begin The records

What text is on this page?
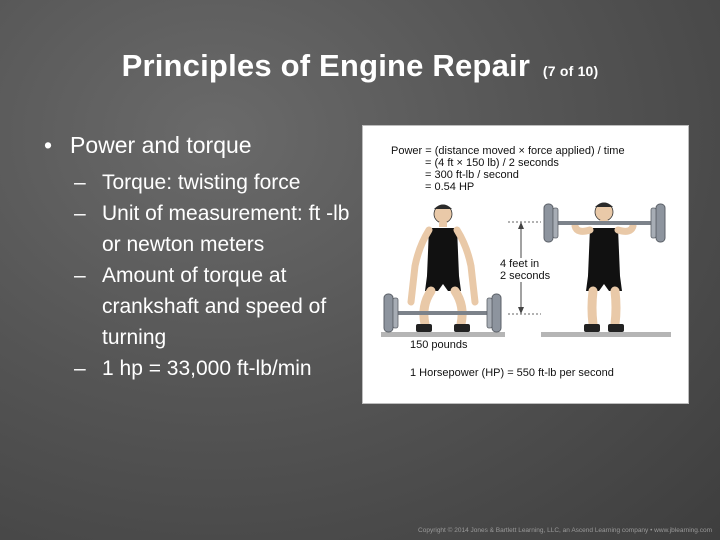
Principles of Engine Repair (7 of 10)
• Power and torque
– Torque: twisting force
– Unit of measurement: ft -lb or newton meters
– Amount of torque at crankshaft and speed of turning
– 1 hp = 33,000 ft-lb/min
Power = (distance moved × force applied) / time
= (4 ft × 150 lb) / 2 seconds
= 300 ft-lb / second
= 0.54 HP
4 feet in
2 seconds
150 pounds
1 Horsepower (HP) = 550 ft-lb per second
Copyright © 2014 Jones & Bartlett Learning, LLC, an Ascend Learning company • www.jblearning.com
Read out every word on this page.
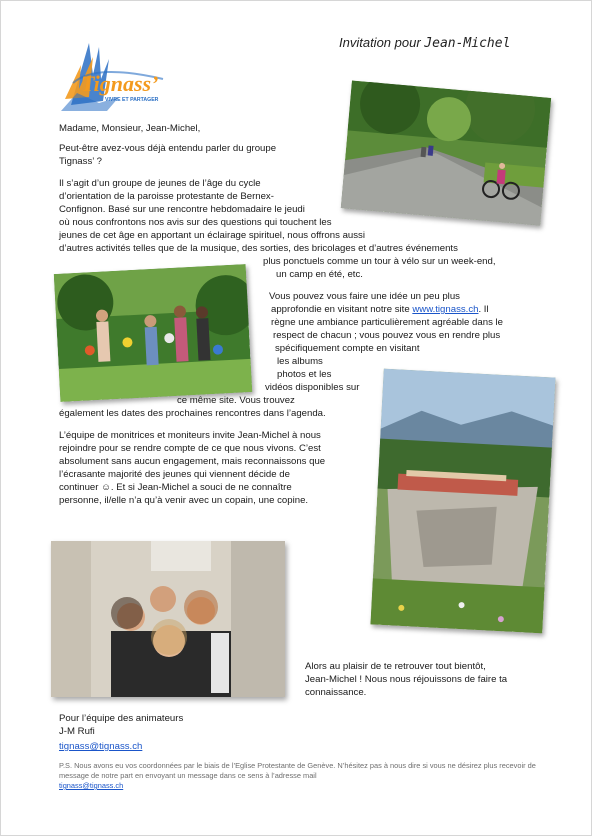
Tignass’
VIVRE ET PARTAGER
Invitation pour Jean-Michel

Madame, Monsieur, Jean-Michel,

Peut-être avez-vous déjà entendu parler du groupe

Tignass’ ?

Il s’agit d’un groupe de jeunes de l’âge du cycle

d’orientation de la paroisse protestante de Bernex-

Confignon. Basé sur une rencontre hebdomadaire le jeudi

où nous confrontons nos avis sur des questions qui touchent les

jeunes de cet âge en apportant un éclairage spirituel, nous offrons aussi

d’autres activités telles que de la musique, des sorties, des bricolages et d’autres événements

plus ponctuels comme un tour à vélo sur un week-end,

un camp en été, etc.

Vous pouvez vous faire une idée un peu plus

approfondie en visitant notre site www.tignass.ch. Il

règne une ambiance particulièrement agréable dans le

respect de chacun ; vous pouvez vous en rendre plus

spécifiquement compte en visitant

les albums

photos et les

vidéos disponibles sur

ce même site. Vous trouvez

également les dates des prochaines rencontres dans l’agenda.

L’équipe de monitrices et moniteurs invite Jean-Michel à nous

rejoindre pour se rendre compte de ce que nous vivons. C’est

absolument sans aucun engagement, mais reconnaissons que

l’écrasante majorité des jeunes qui viennent décide de

continuer ☺. Et si Jean-Michel a souci de ne connaître

personne, il/elle n’a qu’à venir avec un copain, une copine.

Alors au plaisir de te retrouver tout bientôt,

Jean-Michel ! Nous nous réjouissons de faire ta

connaissance.

Pour l’équipe des animateurs

J-M Rufi

tignass@tignass.ch

P.S. Nous avons eu vos coordonnées par le biais de l’Eglise Protestante de Genève. N’hésitez pas à nous dire si vous ne désirez plus recevoir de message de notre part en envoyant un message dans ce sens à l’adresse mail
tignass@tignass.ch
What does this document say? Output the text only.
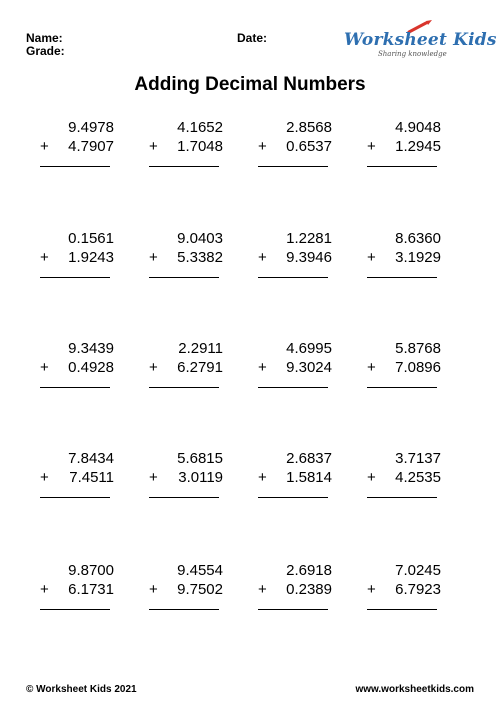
Name:
Grade:
Date:	Worksheet Kids
Sharing knowledge
Adding Decimal Numbers
9.4978
+	4.7907
4.1652
+	1.7048
2.8568
+	0.6537
4.9048
+	1.2945
0.1561
+	1.9243
9.0403
+	5.3382
1.2281
+	9.3946
8.6360
+	3.1929
9.3439
+	0.4928
2.2911
+	6.2791
4.6995
+	9.3024
5.8768
+	7.0896
7.8434
+	7.4511
5.6815
+	3.0119
2.6837
+	1.5814
3.7137
+	4.2535
9.8700
+	6.1731
9.4554
+	9.7502
2.6918
+	0.2389
7.0245
+	6.7923
© Worksheet Kids 2021	www.worksheetkids.com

end The records

● **Work to be completed**
Each line that has the word "dans" should be copied.

● **Response below**
règne une ambiance particulièrement agréable dans le
également les dates des prochaines rencontres dans l’agenda.
P.S. Nous avons eu vos coordonnées par le biais de l’Eglise Protestante de Genève. N’hésitez pas à nous dire si vous ne désirez plus recevoir de message de notre part en envoyant un message dans ce sens à l’adresse mail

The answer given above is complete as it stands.